__Material for this exercise__.
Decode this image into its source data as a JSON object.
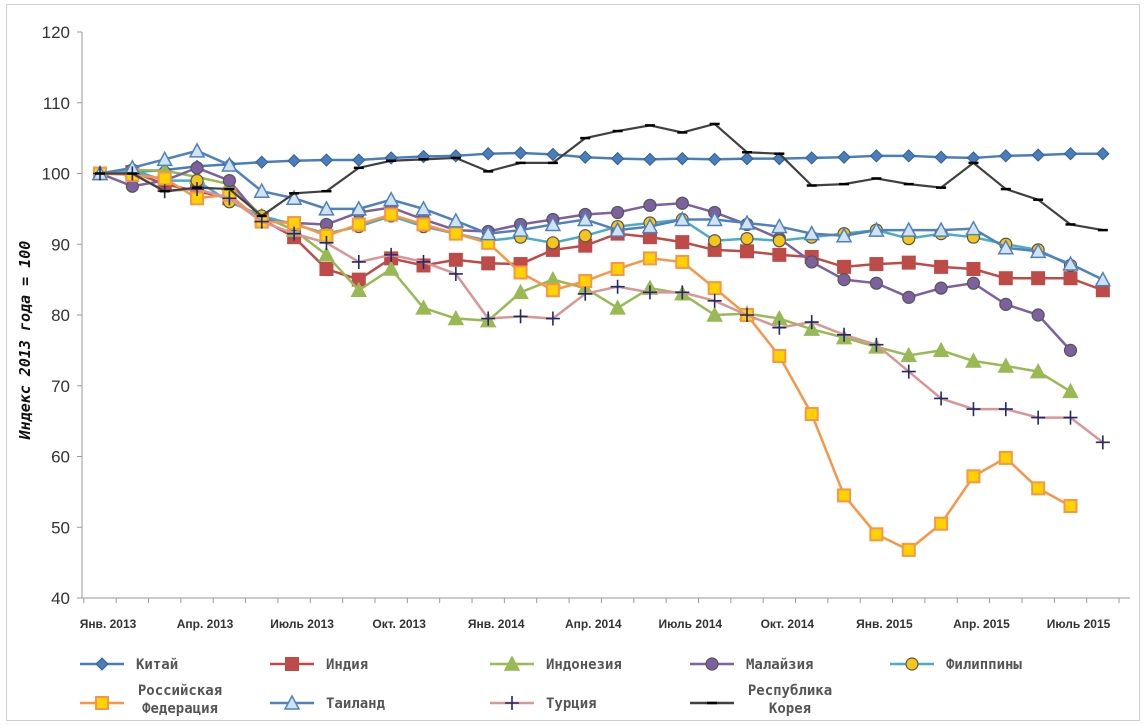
{
  "chart_data": {
    "type": "line",
    "title": "",
    "xlabel": "",
    "ylabel": "Индекс 2013 года = 100",
    "ylim": [
      40,
      120
    ],
    "yticks": [
      40,
      50,
      60,
      70,
      80,
      90,
      100,
      110,
      120
    ],
    "grid": false,
    "legend_position": "bottom",
    "x_tick_labels": [
      {
        "i": 0,
        "label": "Янв. 2013"
      },
      {
        "i": 3,
        "label": "Апр. 2013"
      },
      {
        "i": 6,
        "label": "Июль 2013"
      },
      {
        "i": 9,
        "label": "Окт. 2013"
      },
      {
        "i": 12,
        "label": "Янв. 2014"
      },
      {
        "i": 15,
        "label": "Апр. 2014"
      },
      {
        "i": 18,
        "label": "Июль 2014"
      },
      {
        "i": 21,
        "label": "Окт. 2014"
      },
      {
        "i": 24,
        "label": "Янв. 2015"
      },
      {
        "i": 27,
        "label": "Апр. 2015"
      },
      {
        "i": 30,
        "label": "Июль 2015"
      }
    ],
    "series": [
      {
        "name": "Китай",
        "color": "#4a7ebb",
        "marker": "diamond",
        "fill": "#4a7ebb",
        "values": [
          100,
          100.2,
          100.5,
          101,
          101.3,
          101.6,
          101.8,
          101.9,
          101.9,
          102.2,
          102.4,
          102.5,
          102.8,
          102.9,
          102.7,
          102.3,
          102.1,
          102.0,
          102.1,
          102.0,
          102.1,
          102.1,
          102.2,
          102.3,
          102.5,
          102.5,
          102.3,
          102.2,
          102.5,
          102.6,
          102.8,
          102.8
        ]
      },
      {
        "name": "Индия",
        "color": "#be4b48",
        "marker": "square",
        "fill": "#be4b48",
        "values": [
          100,
          100.2,
          98.5,
          97.5,
          96.5,
          93.5,
          91,
          86.5,
          85,
          88,
          87,
          87.8,
          87.3,
          87.2,
          89.2,
          89.8,
          91.5,
          91,
          90.3,
          89.2,
          89,
          88.5,
          88.2,
          86.8,
          87.2,
          87.4,
          86.8,
          86.5,
          85.2,
          85.2,
          85.2,
          83.5
        ]
      },
      {
        "name": "Индонезия",
        "color": "#98b954",
        "marker": "triangle",
        "fill": "#98b954",
        "values": [
          100,
          100.5,
          100.4,
          99.5,
          98.5,
          94,
          92,
          88.5,
          83.5,
          86.5,
          81,
          79.5,
          79.2,
          83.2,
          85,
          83.8,
          81,
          83.8,
          83,
          80,
          80.2,
          79.5,
          78,
          76.8,
          75.5,
          74.3,
          75,
          73.5,
          72.8,
          72,
          69.2
        ]
      },
      {
        "name": "Малайзия",
        "color": "#7d60a0",
        "marker": "circle",
        "fill": "#7d60a0",
        "values": [
          100,
          98.2,
          99,
          100.8,
          99,
          93.5,
          93,
          92.8,
          94.5,
          95.2,
          93.5,
          92,
          91.8,
          92.8,
          93.5,
          94.2,
          94.5,
          95.5,
          95.8,
          94.5,
          92.8,
          90.8,
          87.5,
          85,
          84.5,
          82.5,
          83.8,
          84.5,
          81.5,
          80,
          75
        ]
      },
      {
        "name": "Филиппины",
        "color": "#4bacc6",
        "marker": "circle",
        "fill": "#f5c518",
        "values": [
          100,
          100.5,
          99,
          99,
          96,
          94,
          92.8,
          91.5,
          92.5,
          94,
          92.5,
          91.5,
          90.5,
          91,
          90.2,
          91.2,
          92.5,
          93,
          93.5,
          90.5,
          90.8,
          90.5,
          91,
          91.5,
          92,
          90.8,
          91.5,
          91,
          90,
          89.2,
          87
        ]
      },
      {
        "name": "Российская Федерация",
        "color": "#f79646",
        "marker": "square",
        "fill": "#ffd200",
        "values": [
          100,
          99.8,
          99.3,
          96.5,
          97,
          93.2,
          93,
          91.2,
          92.8,
          94.2,
          92.8,
          91.5,
          90.2,
          86,
          83.5,
          84.8,
          86.5,
          88,
          87.5,
          83.8,
          80,
          74.2,
          66,
          54.5,
          49,
          46.8,
          50.5,
          57.2,
          59.8,
          55.5,
          53
        ]
      },
      {
        "name": "Таиланд",
        "color": "#4f81bd",
        "marker": "triangle",
        "fill": "#cfe3f5",
        "values": [
          100,
          100.8,
          102,
          103.2,
          101.2,
          97.5,
          96.5,
          95,
          95,
          96.3,
          95,
          93.3,
          91.5,
          92,
          92.8,
          93.5,
          92,
          92.5,
          93.5,
          93.5,
          93,
          92.5,
          91.5,
          91.2,
          92,
          92,
          92,
          92.2,
          89.5,
          89,
          87.2,
          85
        ]
      },
      {
        "name": "Турция",
        "color": "#d99694",
        "marker": "plus",
        "fill": "#1f2a6b",
        "values": [
          100,
          100,
          97.5,
          97.8,
          96.5,
          93.2,
          91.5,
          90.2,
          87.5,
          88.5,
          87.5,
          85.8,
          79.5,
          79.8,
          79.5,
          83,
          84,
          83.2,
          83.2,
          82,
          80,
          78.2,
          79,
          77.2,
          75.8,
          72,
          68.2,
          66.7,
          66.7,
          65.5,
          65.5,
          62
        ]
      },
      {
        "name": "Республика Корея",
        "color": "#404040",
        "marker": "dash",
        "fill": "#000000",
        "values": [
          100,
          100,
          97.5,
          98,
          97.8,
          94,
          97.2,
          97.5,
          100.8,
          101.8,
          102,
          102.2,
          100.3,
          101.5,
          101.5,
          105,
          106,
          106.8,
          105.8,
          107,
          103,
          102.8,
          98.3,
          98.5,
          99.3,
          98.5,
          98,
          101.5,
          97.8,
          96.3,
          92.8,
          92
        ]
      }
    ]
  }
}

__Brief__. Return all the lines that contain the string "color".

__Correct result__.
        "color": "#4a7ebb",
        "color": "#be4b48",
        "color": "#98b954",
        "color": "#7d60a0",
        "color": "#4bacc6",
        "color": "#f79646",
        "color": "#4f81bd",
        "color": "#d99694",
        "color": "#404040",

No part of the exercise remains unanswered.